Problem 1 ▸ In the piece on AI training costs, update the part that opens with the words "I don't think" and closes with "done was enough.", and give it again with "human analysts" in place of "intelligence analysts".
Problem 2 ▸ Continue the piece on AI training costs, picking up after its final sentence.

Selected passage ▸

··········

Here are a pair of charts that show the skyrocketing cost of training new AI models. The top chart shows compute cost, with Google's Gemini the current record holder at about 100 billion petaflops. That's 100 yottaflops.
The bottom chart shows training costs in dollars. Gemini clocks in at nearly $200 million. GPT-4 cost nearly $100 million.
Thank goodness we humans are spending our resources on really important things like this. How much do these things cost to access? $20-30 per month. And up to...
"As of recent updates, the "ChatGPT Pro" premium tier, which offers expanded access to OpenAI's advanced models, costs $200 per month. This includes unlimited access to models like OpenAI o1, o1-mini, GPT-4o, and Advanced Voice mode."
I don't think I would ever pay even $20 a month to be entertained by it.
Report in the Washington Post about the Israelis supercharging their target selection with AI. It can pick targets much faster than intelligence analysts! Woohoo! It’s making the world a better place already! Or something…
I pay $20 a month just so I have all the access I need, when I need it without being throttled during peak hours. It was a hard sell since I hate subscriptions, but the first time I hit the wall when I needed to get something done was enough.

··········

Provided records ▸

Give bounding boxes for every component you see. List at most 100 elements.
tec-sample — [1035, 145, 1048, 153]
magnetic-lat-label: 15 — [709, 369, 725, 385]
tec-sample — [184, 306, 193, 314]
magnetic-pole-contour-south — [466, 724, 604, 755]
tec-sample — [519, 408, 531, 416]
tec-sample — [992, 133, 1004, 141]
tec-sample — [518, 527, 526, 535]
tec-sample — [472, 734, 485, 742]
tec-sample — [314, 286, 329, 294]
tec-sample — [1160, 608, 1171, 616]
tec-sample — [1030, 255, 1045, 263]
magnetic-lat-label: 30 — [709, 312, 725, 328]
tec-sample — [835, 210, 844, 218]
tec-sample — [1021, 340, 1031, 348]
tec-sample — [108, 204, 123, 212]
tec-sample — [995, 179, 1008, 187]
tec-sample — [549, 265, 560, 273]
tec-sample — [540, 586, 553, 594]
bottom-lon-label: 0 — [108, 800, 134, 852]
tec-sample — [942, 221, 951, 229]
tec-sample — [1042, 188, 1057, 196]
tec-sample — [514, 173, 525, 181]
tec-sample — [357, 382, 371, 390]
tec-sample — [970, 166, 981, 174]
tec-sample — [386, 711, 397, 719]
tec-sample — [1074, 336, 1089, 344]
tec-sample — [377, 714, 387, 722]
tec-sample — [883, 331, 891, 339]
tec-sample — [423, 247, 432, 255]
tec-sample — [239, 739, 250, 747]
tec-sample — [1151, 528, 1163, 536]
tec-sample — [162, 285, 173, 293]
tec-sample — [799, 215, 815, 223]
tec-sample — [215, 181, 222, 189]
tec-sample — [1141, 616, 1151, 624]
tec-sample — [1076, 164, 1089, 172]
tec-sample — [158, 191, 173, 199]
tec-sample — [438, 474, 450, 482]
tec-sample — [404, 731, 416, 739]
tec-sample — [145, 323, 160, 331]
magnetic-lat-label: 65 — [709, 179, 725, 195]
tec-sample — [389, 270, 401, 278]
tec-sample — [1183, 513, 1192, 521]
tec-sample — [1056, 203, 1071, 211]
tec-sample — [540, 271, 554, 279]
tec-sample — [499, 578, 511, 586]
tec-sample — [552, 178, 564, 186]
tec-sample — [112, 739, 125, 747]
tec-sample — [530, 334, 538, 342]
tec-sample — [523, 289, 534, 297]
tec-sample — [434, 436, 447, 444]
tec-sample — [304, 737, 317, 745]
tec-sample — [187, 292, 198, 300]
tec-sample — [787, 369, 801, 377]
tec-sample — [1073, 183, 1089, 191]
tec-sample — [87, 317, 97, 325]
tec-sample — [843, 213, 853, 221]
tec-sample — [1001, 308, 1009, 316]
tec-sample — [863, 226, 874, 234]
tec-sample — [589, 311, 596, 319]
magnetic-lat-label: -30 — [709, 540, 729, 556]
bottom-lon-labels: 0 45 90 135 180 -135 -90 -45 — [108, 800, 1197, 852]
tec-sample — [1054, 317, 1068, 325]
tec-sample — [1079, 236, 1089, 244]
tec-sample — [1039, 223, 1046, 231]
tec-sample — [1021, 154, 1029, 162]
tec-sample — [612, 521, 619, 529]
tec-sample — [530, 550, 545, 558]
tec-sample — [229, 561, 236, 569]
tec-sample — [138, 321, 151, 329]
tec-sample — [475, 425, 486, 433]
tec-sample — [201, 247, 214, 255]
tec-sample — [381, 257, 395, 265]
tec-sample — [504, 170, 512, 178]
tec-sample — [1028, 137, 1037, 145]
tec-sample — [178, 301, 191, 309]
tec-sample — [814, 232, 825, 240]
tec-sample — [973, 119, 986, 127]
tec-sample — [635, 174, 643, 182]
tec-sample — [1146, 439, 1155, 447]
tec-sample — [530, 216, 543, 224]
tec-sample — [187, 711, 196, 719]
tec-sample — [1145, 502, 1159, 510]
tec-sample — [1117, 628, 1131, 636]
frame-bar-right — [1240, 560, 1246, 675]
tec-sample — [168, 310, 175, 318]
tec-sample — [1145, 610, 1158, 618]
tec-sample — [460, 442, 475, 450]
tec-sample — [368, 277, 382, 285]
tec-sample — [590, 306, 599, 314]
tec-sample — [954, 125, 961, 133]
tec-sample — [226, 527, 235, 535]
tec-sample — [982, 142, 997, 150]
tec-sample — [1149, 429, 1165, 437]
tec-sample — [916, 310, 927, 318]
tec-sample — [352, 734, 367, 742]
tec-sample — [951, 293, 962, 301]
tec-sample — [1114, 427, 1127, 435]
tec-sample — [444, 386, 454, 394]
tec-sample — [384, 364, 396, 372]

··········

Task output 1 ▸
I don't think I would ever pay even $20 a month to be entertained by it.
Report in the Washington Post about the Israelis supercharging their target selection with AI. It can pick targets much faster than human analysts! Woohoo! It’s making the world a better place already! Or something…
I pay $20 a month just so I have all the access I need, when I need it without being throttled during peak hours. It was a hard sell since I hate subscriptions, but the first time I hit the wall when I needed to get something done was enough.

Task output 2 ▸
The estimate of next-gen LLM AI training was in the billions. Think about how much power that is sucking up.
Yes, the y-scale is a log scale.
The problem now is that the training data set is basically everything already.
I keep thinking that, along with Trump back in office and the sheer spurt in price relative to earnings in the last couple of years, to fear for the markets. While cash is pouring into development, is it making enough money? There's an obvious parallel in the tech boom from the late 1990s to the market decline in 2001, when another greedy, empty-headed GOP president was also after tax cuts to the rich.
That's not to say that AI isn't the future. So was tech in 2001. Just that markets were out of hand. And it isn't to say I have a clue what to do with money now. Kevin's so hot on AI that he can't trouble to reconcile this with own predictions of a recession that, at four years old, did not have a basis. But this way he can claim a triumph whatever happens.
These are expensive to train, and in a lot of application, you refine the model with individual user data as well.
The big question will be how much the amortized training plus operating costs are, and whether GOOG, FB, MSFT and AMZ can find people to pay those costs.
Did I read recently that our next generation fighter plane is going to be >$100K? Which is going to be more deadly, AGI or fighter?
or a fighter controlled by an AGI?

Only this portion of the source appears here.